[Stored items from a collection]
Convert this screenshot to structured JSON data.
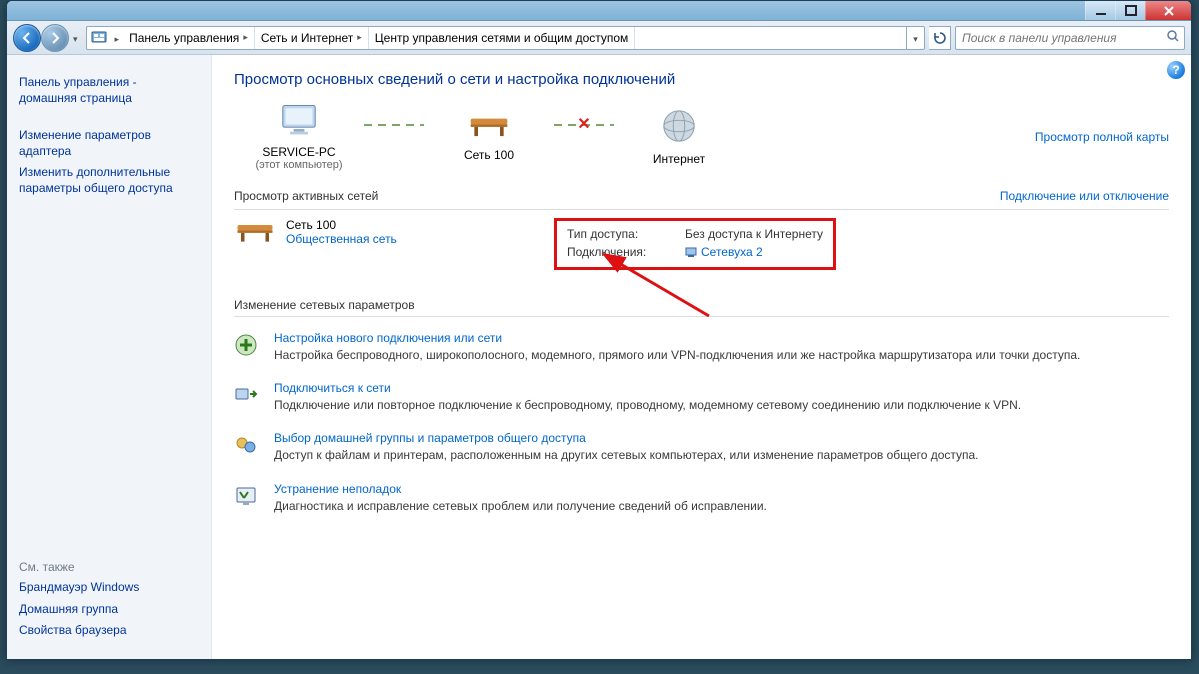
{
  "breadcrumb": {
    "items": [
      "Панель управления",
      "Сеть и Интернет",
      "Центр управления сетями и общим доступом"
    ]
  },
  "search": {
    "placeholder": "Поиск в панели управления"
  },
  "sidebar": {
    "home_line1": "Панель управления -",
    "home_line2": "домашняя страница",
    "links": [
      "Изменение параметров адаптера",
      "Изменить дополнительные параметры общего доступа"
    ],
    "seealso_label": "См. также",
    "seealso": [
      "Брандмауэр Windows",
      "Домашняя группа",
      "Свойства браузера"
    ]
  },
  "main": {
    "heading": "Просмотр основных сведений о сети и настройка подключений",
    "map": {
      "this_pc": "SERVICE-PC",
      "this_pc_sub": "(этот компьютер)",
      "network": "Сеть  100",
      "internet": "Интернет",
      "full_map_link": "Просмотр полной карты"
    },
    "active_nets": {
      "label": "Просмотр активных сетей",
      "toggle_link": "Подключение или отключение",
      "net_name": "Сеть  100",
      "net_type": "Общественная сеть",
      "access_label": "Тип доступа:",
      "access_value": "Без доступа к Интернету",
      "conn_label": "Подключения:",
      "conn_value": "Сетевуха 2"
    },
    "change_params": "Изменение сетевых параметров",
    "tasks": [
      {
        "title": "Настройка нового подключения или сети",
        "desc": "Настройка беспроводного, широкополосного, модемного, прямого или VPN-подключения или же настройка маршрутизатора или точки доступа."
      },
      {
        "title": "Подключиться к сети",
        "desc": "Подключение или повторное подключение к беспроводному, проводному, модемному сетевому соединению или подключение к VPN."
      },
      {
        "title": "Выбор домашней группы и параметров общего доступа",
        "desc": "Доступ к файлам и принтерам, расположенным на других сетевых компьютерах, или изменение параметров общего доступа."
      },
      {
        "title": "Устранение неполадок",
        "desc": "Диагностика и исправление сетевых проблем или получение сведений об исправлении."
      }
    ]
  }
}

* WHAT THE TASK REQUIRES
Will you restate every entry word for word and omit the images?

* RESULT OF THIS EXERCISE
Convert this screenshot to structured JSON data.
{
  "breadcrumb": {
    "items": [
      "Панель управления",
      "Сеть и Интернет",
      "Центр управления сетями и общим доступом"
    ]
  },
  "search": {
    "placeholder": "Поиск в панели управления"
  },
  "sidebar": {
    "home_line1": "Панель управления -",
    "home_line2": "домашняя страница",
    "links": [
      "Изменение параметров адаптера",
      "Изменить дополнительные параметры общего доступа"
    ],
    "seealso_label": "См. также",
    "seealso": [
      "Брандмауэр Windows",
      "Домашняя группа",
      "Свойства браузера"
    ]
  },
  "main": {
    "heading": "Просмотр основных сведений о сети и настройка подключений",
    "map": {
      "this_pc": "SERVICE-PC",
      "this_pc_sub": "(этот компьютер)",
      "network": "Сеть  100",
      "internet": "Интернет",
      "full_map_link": "Просмотр полной карты"
    },
    "active_nets": {
      "label": "Просмотр активных сетей",
      "toggle_link": "Подключение или отключение",
      "net_name": "Сеть  100",
      "net_type": "Общественная сеть",
      "access_label": "Тип доступа:",
      "access_value": "Без доступа к Интернету",
      "conn_label": "Подключения:",
      "conn_value": "Сетевуха 2"
    },
    "change_params": "Изменение сетевых параметров",
    "tasks": [
      {
        "title": "Настройка нового подключения или сети",
        "desc": "Настройка беспроводного, широкополосного, модемного, прямого или VPN-подключения или же настройка маршрутизатора или точки доступа."
      },
      {
        "title": "Подключиться к сети",
        "desc": "Подключение или повторное подключение к беспроводному, проводному, модемному сетевому соединению или подключение к VPN."
      },
      {
        "title": "Выбор домашней группы и параметров общего доступа",
        "desc": "Доступ к файлам и принтерам, расположенным на других сетевых компьютерах, или изменение параметров общего доступа."
      },
      {
        "title": "Устранение неполадок",
        "desc": "Диагностика и исправление сетевых проблем или получение сведений об исправлении."
      }
    ]
  }
}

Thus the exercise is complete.